→ **Short task 1**:
Answer these from the text on index values, one line each:
(a) What range of values can a short index hold?
(b) Which GraphicsProfile supports 32-bit int indexes?
(c) How many vertices does the code create for the quad?
→ **Short task 2**: Please list every color assigned to a vertex in the text on index values.
→ **Short task 3**: From the text on index values, print everything from "Like the previous" down to "and bottom left.".

→ **Extract to read**:

☆ ☆ ☆ ☆

Use a 16-bit short array to store the index values. Because each index is represented by a short, the index values can be between only 0 and 65535, which is the maximum positive number a short can represent. You can also use an array of 32-bit int values, which can store positive values of more than four billion but this has two repercussions. The first is that storing index values as int values means that each index takes up two more bytes than when using shorts thus doubling the memory usage for your index values. The other is that 32-bit int indexes are supported only in the HiDef GraphicsProfile, so your game must usea HiDef GraphicsDevice.

Next, create the vertices and index values for your primitives. In this case, draw a square, often called a quad, that is made of two triangles. Update the existing example’s LoadContent method to contain the following code:

// Create the verticies for our triangle
userPrimitives = new VertexPositionColor[4];
userPrimitives[0] = new VertexPositionColor();
userPrimitives[0].Position = new Vector3(-1, 1, 0);
userPrimitives[0].Color = Color.Red;
userPrimitives[1] = new VertexPositionColor();
userPrimitives[1].Position = new Vector3(1, 1, 0);
userPrimitives[1].Color = Color.Green;
userPrimitives[2] = new VertexPositionColor();
userPrimitives[2].Position = new Vector3(-1, -1, 0);
userPrimitives[2].Color = Color.Blue;
userPrimitives[3] = new VertexPositionColor();
userPrimitives[3].Position = new Vector3(1, -1, 0);
userPrimitives[3].Color = Color.Purple;

// Create the indices used for each triangle
userPrimitivesIndices = new short[6];
// First Triangle
userPrimitivesIndices[0] = 0;
userPrimitivesIndices[1] = 1;
userPrimitivesIndices[2] = 2;
// Second Trianglel
userPrimitivesIndices[3] = 1;
userPrimitivesIndices[4] = 3;
userPrimitivesIndices[5] = 2;

					  

Like the previous example, create an array of VertexPositionColor to represent the vertices in your primitives. The code creates four vertices: one for each corner of the quad. A short array is then created to specify which vertex to use for each primitive. The first triangle uses the top left, top right, and bottom left vertices making sure to define them in clockwise order. The second triangle uses the top right, bottom right, and bottom left.

☆ ☆ ☆ ☆

→ **Information shown**:
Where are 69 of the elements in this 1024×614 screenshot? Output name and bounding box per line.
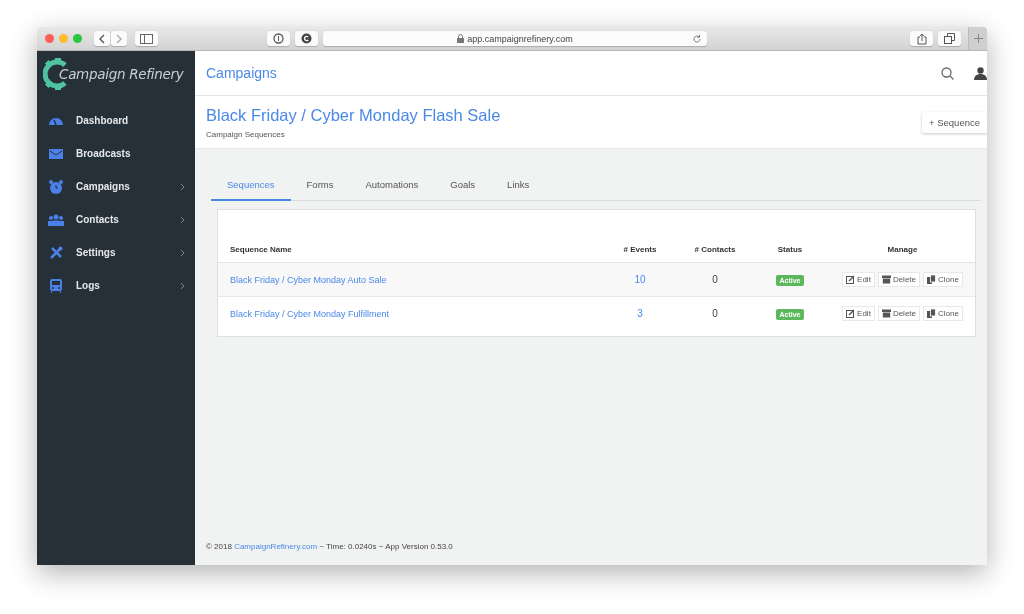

☆ ☆ ☆ ☆

→ **Exercise answer 1**:
(a) Between 0 and 65535.
(b) The HiDef GraphicsProfile.
(c) Four.

→ **Exercise answer 2**: Red, Green, Blue, Purple

→ **Exercise answer 3**:
Like the previous example, create an array of VertexPositionColor to represent the vertices in your primitives. The code creates four vertices: one for each corner of the quad. A short array is then created to specify which vertex to use for each primitive. The first triangle uses the top left, top right, and bottom left vertices making sure to define them in clockwise order. The second triangle uses the top right, bottom right, and bottom left.